| What to do |
Repeat all the records exactly, omitting pictures.

| Supplied entries |
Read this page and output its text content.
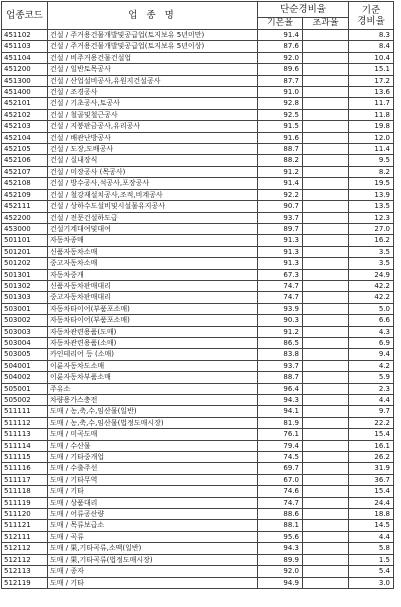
업종코드	업 종 명	단순경비율		기준
경비율

		기본율	초과율	
451102	건설 / 주거용건물개발및공급업(토지보유 5년미만)	91.4		8.3
451103	건설 / 주거용건물개발및공급업(토지보유 5년이상)	87.6		8.4
451104	건설 / 비주거용건물건설업	92.0		10.4
451200	건설 / 일반토목공사	89.6		15.1
451300	건설 / 산업설비공사,유원지건설공사	87.7		17.2
451400	건설 / 조경공사	91.0		13.6
452101	건설 / 기초공사,토공사	92.8		11.7
452102	건설 / 철골및철근공사	92.5		11.8
452103	건설 / 지붕판금공사,유리공사	91.5		19.8
452104	건설 / 배관난방공사	91.6		12.0
452105	건설 / 도장,도배공사	88.7		11.4
452106	건설 / 실내장식	88.2		9.5
452107	건설 / 미장공사 (목공사)	91.2		8.2
452108	건설 / 방수공사,석공사,포장공사	91.4		19.5
452109	건설 / 철강재설치공사,조적,비계공사	92.2		13.9
452111	건설 / 상하수도설비및시설물유지공사	90.7		13.5
452200	건설 / 전문건설하도급	93.7		12.3
453000	건설기계대여및대여	89.7		27.0
501101	자동차종매	91.3		16.2
501201	신품자동차소매	91.3		3.5
501202	중고자동차소매	91.3		3.5
501301	자동차중개	67.3		24.9
501302	신품자동차판매대리	74.7		42.2
501303	중고자동차판매대리	74.7		42.2
503001	자동차타이어(부품포소매)	93.9		5.0
503002	자동차타이어(부품포소매)	90.3		6.6
503003	자동차관련용품(도매)	91.2		4.3
503004	자동차관련용품(소매)	86.5		6.9
503005	카인테리어 등 (소매)	83.8		9.4
504001	이륜자동차도소매	93.7		4.2
504002	이륜자동차부품소매	88.7		5.9
505001	주유소	96.4		2.3
505002	차량용가스충전	94.3		4.4
511111	도매 / 농,축,수,임산물(일반)	94.1		9.7
511112	도매 / 농,축,수,임산물(법정도매시장)	81.9		22.2
511113	도매 / 미곡도매	76.1		15.4
511114	도매 / 수산물	79.4		16.1
511115	도매 / 기타중개업	74.5		26.2
511116	도매 / 수출주선	69.7		31.9
511117	도매 / 기타무역	67.0		36.7
511118	도매 / 기타	74.6		15.4
511119	도매 / 상품대리	74.7		24.4
511120	도매 / 어류공산량	88.6		18.8
511121	도매 / 목류보급소	88.1		14.5
512111	도매 / 곡류	95.6		4.4
512112	도매 / 果,기타곡류,소맥(일반)	94.3		5.8
512112	도매 / 果,기타곡류(법정도매시장)	89.9		1.5
512113	도매 / 종자	92.0		5.4
512119	도매 / 기타	94.9		3.0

| Task solution |
Read this page and output its text content.
업종코드	업 종 명	단순경비율		기준
경비율

		기본율	초과율	
451102	건설 / 주거용건물개발및공급업(토지보유 5년미만)	91.4		8.3
451103	건설 / 주거용건물개발및공급업(토지보유 5년이상)	87.6		8.4
451104	건설 / 비주거용건물건설업	92.0		10.4
451200	건설 / 일반토목공사	89.6		15.1
451300	건설 / 산업설비공사,유원지건설공사	87.7		17.2
451400	건설 / 조경공사	91.0		13.6
452101	건설 / 기초공사,토공사	92.8		11.7
452102	건설 / 철골및철근공사	92.5		11.8
452103	건설 / 지붕판금공사,유리공사	91.5		19.8
452104	건설 / 배관난방공사	91.6		12.0
452105	건설 / 도장,도배공사	88.7		11.4
452106	건설 / 실내장식	88.2		9.5
452107	건설 / 미장공사 (목공사)	91.2		8.2
452108	건설 / 방수공사,석공사,포장공사	91.4		19.5
452109	건설 / 철강재설치공사,조적,비계공사	92.2		13.9
452111	건설 / 상하수도설비및시설물유지공사	90.7		13.5
452200	건설 / 전문건설하도급	93.7		12.3
453000	건설기계대여및대여	89.7		27.0
501101	자동차종매	91.3		16.2
501201	신품자동차소매	91.3		3.5
501202	중고자동차소매	91.3		3.5
501301	자동차중개	67.3		24.9
501302	신품자동차판매대리	74.7		42.2
501303	중고자동차판매대리	74.7		42.2
503001	자동차타이어(부품포소매)	93.9		5.0
503002	자동차타이어(부품포소매)	90.3		6.6
503003	자동차관련용품(도매)	91.2		4.3
503004	자동차관련용품(소매)	86.5		6.9
503005	카인테리어 등 (소매)	83.8		9.4
504001	이륜자동차도소매	93.7		4.2
504002	이륜자동차부품소매	88.7		5.9
505001	주유소	96.4		2.3
505002	차량용가스충전	94.3		4.4
511111	도매 / 농,축,수,임산물(일반)	94.1		9.7
511112	도매 / 농,축,수,임산물(법정도매시장)	81.9		22.2
511113	도매 / 미곡도매	76.1		15.4
511114	도매 / 수산물	79.4		16.1
511115	도매 / 기타중개업	74.5		26.2
511116	도매 / 수출주선	69.7		31.9
511117	도매 / 기타무역	67.0		36.7
511118	도매 / 기타	74.6		15.4
511119	도매 / 상품대리	74.7		24.4
511120	도매 / 어류공산량	88.6		18.8
511121	도매 / 목류보급소	88.1		14.5
512111	도매 / 곡류	95.6		4.4
512112	도매 / 果,기타곡류,소맥(일반)	94.3		5.8
512112	도매 / 果,기타곡류(법정도매시장)	89.9		1.5
512113	도매 / 종자	92.0		5.4
512119	도매 / 기타	94.9		3.0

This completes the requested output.